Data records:
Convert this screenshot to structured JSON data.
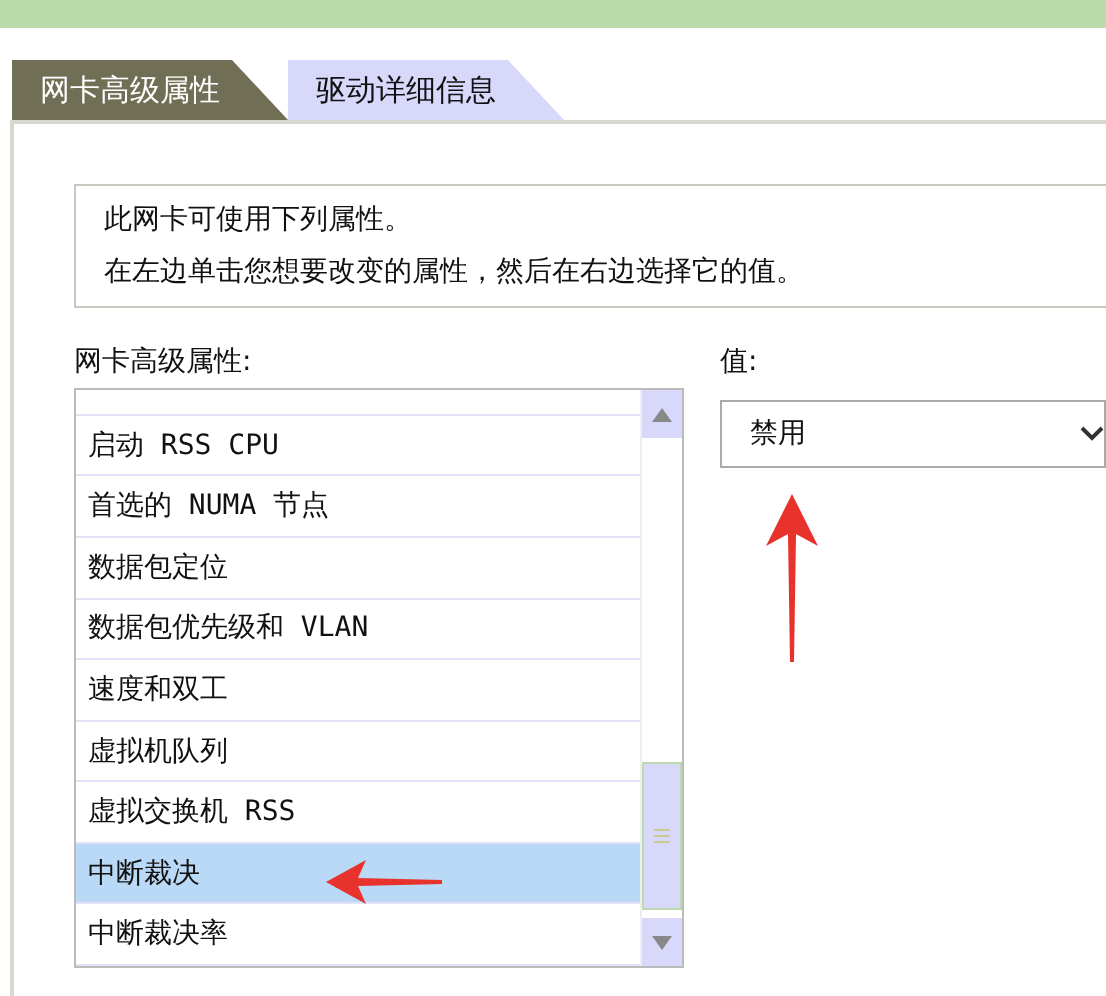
{
  "tabs": [
    {
      "label": "网卡高级属性",
      "selected": true
    },
    {
      "label": "驱动详细信息",
      "selected": false
    }
  ],
  "description": [
    "此网卡可使用下列属性。",
    "在左边单击您想要改变的属性，然后在右边选择它的值。"
  ],
  "property_list": {
    "label": "网卡高级属性:",
    "items": [
      {
        "label": "启动 RSS CPU",
        "selected": false
      },
      {
        "label": "首选的 NUMA 节点",
        "selected": false
      },
      {
        "label": "数据包定位",
        "selected": false
      },
      {
        "label": "数据包优先级和 VLAN",
        "selected": false
      },
      {
        "label": "速度和双工",
        "selected": false
      },
      {
        "label": "虚拟机队列",
        "selected": false
      },
      {
        "label": "虚拟交换机 RSS",
        "selected": false
      },
      {
        "label": "中断裁决",
        "selected": true
      },
      {
        "label": "中断裁决率",
        "selected": false
      }
    ]
  },
  "value": {
    "label": "值:",
    "selected_value": "禁用"
  }
}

■ Direction
Copy out the whole listing exactly, and don't carry over any pictures.

■ Result of this exercise
Convert this screenshot to structured JSON data.
{
  "tabs": [
    {
      "label": "网卡高级属性",
      "selected": true
    },
    {
      "label": "驱动详细信息",
      "selected": false
    }
  ],
  "description": [
    "此网卡可使用下列属性。",
    "在左边单击您想要改变的属性，然后在右边选择它的值。"
  ],
  "property_list": {
    "label": "网卡高级属性:",
    "items": [
      {
        "label": "启动 RSS CPU",
        "selected": false
      },
      {
        "label": "首选的 NUMA 节点",
        "selected": false
      },
      {
        "label": "数据包定位",
        "selected": false
      },
      {
        "label": "数据包优先级和 VLAN",
        "selected": false
      },
      {
        "label": "速度和双工",
        "selected": false
      },
      {
        "label": "虚拟机队列",
        "selected": false
      },
      {
        "label": "虚拟交换机 RSS",
        "selected": false
      },
      {
        "label": "中断裁决",
        "selected": true
      },
      {
        "label": "中断裁决率",
        "selected": false
      }
    ]
  },
  "value": {
    "label": "值:",
    "selected_value": "禁用"
  }
}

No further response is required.